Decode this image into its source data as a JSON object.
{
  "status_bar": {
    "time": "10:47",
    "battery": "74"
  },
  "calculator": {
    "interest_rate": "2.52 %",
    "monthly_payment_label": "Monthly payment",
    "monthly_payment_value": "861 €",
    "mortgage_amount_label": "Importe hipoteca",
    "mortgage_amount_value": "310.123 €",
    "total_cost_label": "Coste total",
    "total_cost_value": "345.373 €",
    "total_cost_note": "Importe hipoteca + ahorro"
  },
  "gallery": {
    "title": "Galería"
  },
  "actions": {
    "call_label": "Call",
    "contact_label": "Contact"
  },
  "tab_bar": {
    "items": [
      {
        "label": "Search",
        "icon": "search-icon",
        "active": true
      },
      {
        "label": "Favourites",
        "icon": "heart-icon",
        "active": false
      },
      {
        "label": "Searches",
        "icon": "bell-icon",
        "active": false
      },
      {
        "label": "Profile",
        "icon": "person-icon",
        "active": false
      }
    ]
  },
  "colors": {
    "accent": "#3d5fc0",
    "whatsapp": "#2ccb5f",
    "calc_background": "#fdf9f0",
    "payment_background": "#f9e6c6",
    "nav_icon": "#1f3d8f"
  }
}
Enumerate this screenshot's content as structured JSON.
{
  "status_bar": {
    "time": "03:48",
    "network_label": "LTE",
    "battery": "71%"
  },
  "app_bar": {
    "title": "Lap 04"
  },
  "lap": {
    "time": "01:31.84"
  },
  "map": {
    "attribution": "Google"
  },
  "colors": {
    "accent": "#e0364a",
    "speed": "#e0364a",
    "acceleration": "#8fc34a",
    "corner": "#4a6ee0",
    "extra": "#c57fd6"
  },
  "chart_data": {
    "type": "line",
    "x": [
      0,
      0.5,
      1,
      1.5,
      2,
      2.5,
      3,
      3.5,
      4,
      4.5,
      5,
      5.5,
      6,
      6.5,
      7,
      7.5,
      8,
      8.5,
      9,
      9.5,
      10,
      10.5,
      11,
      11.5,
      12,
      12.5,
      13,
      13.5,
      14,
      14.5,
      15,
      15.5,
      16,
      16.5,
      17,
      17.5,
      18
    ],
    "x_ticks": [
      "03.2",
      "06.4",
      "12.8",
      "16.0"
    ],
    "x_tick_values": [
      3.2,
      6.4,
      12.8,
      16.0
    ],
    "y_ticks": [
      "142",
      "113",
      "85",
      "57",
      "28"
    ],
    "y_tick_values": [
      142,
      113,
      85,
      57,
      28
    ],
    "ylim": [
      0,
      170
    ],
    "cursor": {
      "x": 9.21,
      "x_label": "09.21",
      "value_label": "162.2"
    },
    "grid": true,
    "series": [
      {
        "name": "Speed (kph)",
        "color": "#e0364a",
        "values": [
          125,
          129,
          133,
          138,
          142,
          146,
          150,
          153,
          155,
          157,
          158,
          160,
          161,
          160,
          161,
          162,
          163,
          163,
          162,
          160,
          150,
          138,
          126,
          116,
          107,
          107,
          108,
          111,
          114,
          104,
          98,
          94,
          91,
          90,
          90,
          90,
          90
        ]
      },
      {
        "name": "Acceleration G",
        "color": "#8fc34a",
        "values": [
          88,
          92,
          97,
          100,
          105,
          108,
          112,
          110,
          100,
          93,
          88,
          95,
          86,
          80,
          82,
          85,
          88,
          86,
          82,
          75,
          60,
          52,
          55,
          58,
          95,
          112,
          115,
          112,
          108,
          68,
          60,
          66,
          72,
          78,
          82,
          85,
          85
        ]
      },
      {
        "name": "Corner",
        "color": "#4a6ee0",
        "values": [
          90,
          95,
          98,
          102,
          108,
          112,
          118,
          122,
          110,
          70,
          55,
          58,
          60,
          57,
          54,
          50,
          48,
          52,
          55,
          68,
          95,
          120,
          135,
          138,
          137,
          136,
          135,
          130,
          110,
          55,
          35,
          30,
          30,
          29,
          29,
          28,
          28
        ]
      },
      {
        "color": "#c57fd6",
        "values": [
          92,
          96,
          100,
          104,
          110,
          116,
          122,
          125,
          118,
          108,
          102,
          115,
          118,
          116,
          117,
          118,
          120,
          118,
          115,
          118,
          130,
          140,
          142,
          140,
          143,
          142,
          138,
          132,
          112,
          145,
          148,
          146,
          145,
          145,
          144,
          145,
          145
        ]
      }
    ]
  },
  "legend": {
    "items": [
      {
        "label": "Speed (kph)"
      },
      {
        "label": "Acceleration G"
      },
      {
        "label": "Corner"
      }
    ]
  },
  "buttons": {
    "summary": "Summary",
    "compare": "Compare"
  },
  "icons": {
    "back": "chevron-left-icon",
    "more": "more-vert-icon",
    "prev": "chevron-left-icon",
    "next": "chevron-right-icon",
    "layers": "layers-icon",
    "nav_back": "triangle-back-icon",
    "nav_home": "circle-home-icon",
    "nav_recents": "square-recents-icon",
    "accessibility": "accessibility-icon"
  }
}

· · · · ·

All records above must be set down exactly, please.

(Solution):
Decode this image into its source data as a JSON object.
{
  "status_bar": {
    "time": "10:47",
    "battery": "74"
  },
  "calculator": {
    "interest_rate": "2.52 %",
    "monthly_payment_label": "Monthly payment",
    "monthly_payment_value": "861 €",
    "mortgage_amount_label": "Importe hipoteca",
    "mortgage_amount_value": "310.123 €",
    "total_cost_label": "Coste total",
    "total_cost_value": "345.373 €",
    "total_cost_note": "Importe hipoteca + ahorro"
  },
  "gallery": {
    "title": "Galería"
  },
  "actions": {
    "call_label": "Call",
    "contact_label": "Contact"
  },
  "tab_bar": {
    "items": [
      {
        "label": "Search",
        "icon": "search-icon",
        "active": true
      },
      {
        "label": "Favourites",
        "icon": "heart-icon",
        "active": false
      },
      {
        "label": "Searches",
        "icon": "bell-icon",
        "active": false
      },
      {
        "label": "Profile",
        "icon": "person-icon",
        "active": false
      }
    ]
  },
  "colors": {
    "accent": "#3d5fc0",
    "whatsapp": "#2ccb5f",
    "calc_background": "#fdf9f0",
    "payment_background": "#f9e6c6",
    "nav_icon": "#1f3d8f"
  }
}
Enumerate this screenshot's content as structured JSON.
{
  "status_bar": {
    "time": "03:48",
    "network_label": "LTE",
    "battery": "71%"
  },
  "app_bar": {
    "title": "Lap 04"
  },
  "lap": {
    "time": "01:31.84"
  },
  "map": {
    "attribution": "Google"
  },
  "colors": {
    "accent": "#e0364a",
    "speed": "#e0364a",
    "acceleration": "#8fc34a",
    "corner": "#4a6ee0",
    "extra": "#c57fd6"
  },
  "chart_data": {
    "type": "line",
    "x": [
      0,
      0.5,
      1,
      1.5,
      2,
      2.5,
      3,
      3.5,
      4,
      4.5,
      5,
      5.5,
      6,
      6.5,
      7,
      7.5,
      8,
      8.5,
      9,
      9.5,
      10,
      10.5,
      11,
      11.5,
      12,
      12.5,
      13,
      13.5,
      14,
      14.5,
      15,
      15.5,
      16,
      16.5,
      17,
      17.5,
      18
    ],
    "x_ticks": [
      "03.2",
      "06.4",
      "12.8",
      "16.0"
    ],
    "x_tick_values": [
      3.2,
      6.4,
      12.8,
      16.0
    ],
    "y_ticks": [
      "142",
      "113",
      "85",
      "57",
      "28"
    ],
    "y_tick_values": [
      142,
      113,
      85,
      57,
      28
    ],
    "ylim": [
      0,
      170
    ],
    "cursor": {
      "x": 9.21,
      "x_label": "09.21",
      "value_label": "162.2"
    },
    "grid": true,
    "series": [
      {
        "name": "Speed (kph)",
        "color": "#e0364a",
        "values": [
          125,
          129,
          133,
          138,
          142,
          146,
          150,
          153,
          155,
          157,
          158,
          160,
          161,
          160,
          161,
          162,
          163,
          163,
          162,
          160,
          150,
          138,
          126,
          116,
          107,
          107,
          108,
          111,
          114,
          104,
          98,
          94,
          91,
          90,
          90,
          90,
          90
        ]
      },
      {
        "name": "Acceleration G",
        "color": "#8fc34a",
        "values": [
          88,
          92,
          97,
          100,
          105,
          108,
          112,
          110,
          100,
          93,
          88,
          95,
          86,
          80,
          82,
          85,
          88,
          86,
          82,
          75,
          60,
          52,
          55,
          58,
          95,
          112,
          115,
          112,
          108,
          68,
          60,
          66,
          72,
          78,
          82,
          85,
          85
        ]
      },
      {
        "name": "Corner",
        "color": "#4a6ee0",
        "values": [
          90,
          95,
          98,
          102,
          108,
          112,
          118,
          122,
          110,
          70,
          55,
          58,
          60,
          57,
          54,
          50,
          48,
          52,
          55,
          68,
          95,
          120,
          135,
          138,
          137,
          136,
          135,
          130,
          110,
          55,
          35,
          30,
          30,
          29,
          29,
          28,
          28
        ]
      },
      {
        "color": "#c57fd6",
        "values": [
          92,
          96,
          100,
          104,
          110,
          116,
          122,
          125,
          118,
          108,
          102,
          115,
          118,
          116,
          117,
          118,
          120,
          118,
          115,
          118,
          130,
          140,
          142,
          140,
          143,
          142,
          138,
          132,
          112,
          145,
          148,
          146,
          145,
          145,
          144,
          145,
          145
        ]
      }
    ]
  },
  "legend": {
    "items": [
      {
        "label": "Speed (kph)"
      },
      {
        "label": "Acceleration G"
      },
      {
        "label": "Corner"
      }
    ]
  },
  "buttons": {
    "summary": "Summary",
    "compare": "Compare"
  },
  "icons": {
    "back": "chevron-left-icon",
    "more": "more-vert-icon",
    "prev": "chevron-left-icon",
    "next": "chevron-right-icon",
    "layers": "layers-icon",
    "nav_back": "triangle-back-icon",
    "nav_home": "circle-home-icon",
    "nav_recents": "square-recents-icon",
    "accessibility": "accessibility-icon"
  }
}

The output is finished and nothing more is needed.